#### WORK REQUIRED:
Go through the entries and transcribe each one exactly, dropping the pictures.

#### PROVIDED RECORDS:

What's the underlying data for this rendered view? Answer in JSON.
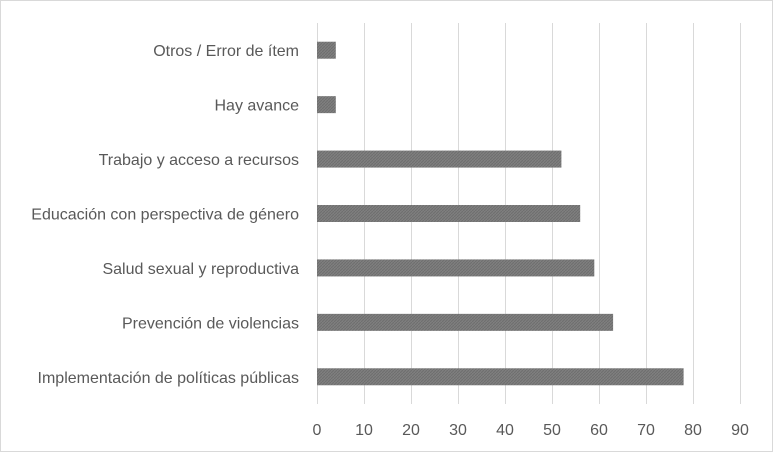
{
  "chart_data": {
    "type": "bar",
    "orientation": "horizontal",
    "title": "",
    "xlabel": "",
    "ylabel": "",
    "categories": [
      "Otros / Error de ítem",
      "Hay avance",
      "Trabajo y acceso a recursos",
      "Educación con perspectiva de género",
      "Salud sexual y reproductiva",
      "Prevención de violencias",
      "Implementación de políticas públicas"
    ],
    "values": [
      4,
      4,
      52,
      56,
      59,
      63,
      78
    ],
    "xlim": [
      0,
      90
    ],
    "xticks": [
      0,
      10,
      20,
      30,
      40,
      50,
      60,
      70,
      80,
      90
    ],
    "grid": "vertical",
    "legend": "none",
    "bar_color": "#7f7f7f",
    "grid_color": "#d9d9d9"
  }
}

#### PROBLEM SOLUTION:
What's the underlying data for this rendered view? Answer in JSON.
{
  "chart_data": {
    "type": "bar",
    "orientation": "horizontal",
    "title": "",
    "xlabel": "",
    "ylabel": "",
    "categories": [
      "Otros / Error de ítem",
      "Hay avance",
      "Trabajo y acceso a recursos",
      "Educación con perspectiva de género",
      "Salud sexual y reproductiva",
      "Prevención de violencias",
      "Implementación de políticas públicas"
    ],
    "values": [
      4,
      4,
      52,
      56,
      59,
      63,
      78
    ],
    "xlim": [
      0,
      90
    ],
    "xticks": [
      0,
      10,
      20,
      30,
      40,
      50,
      60,
      70,
      80,
      90
    ],
    "grid": "vertical",
    "legend": "none",
    "bar_color": "#7f7f7f",
    "grid_color": "#d9d9d9"
  }
}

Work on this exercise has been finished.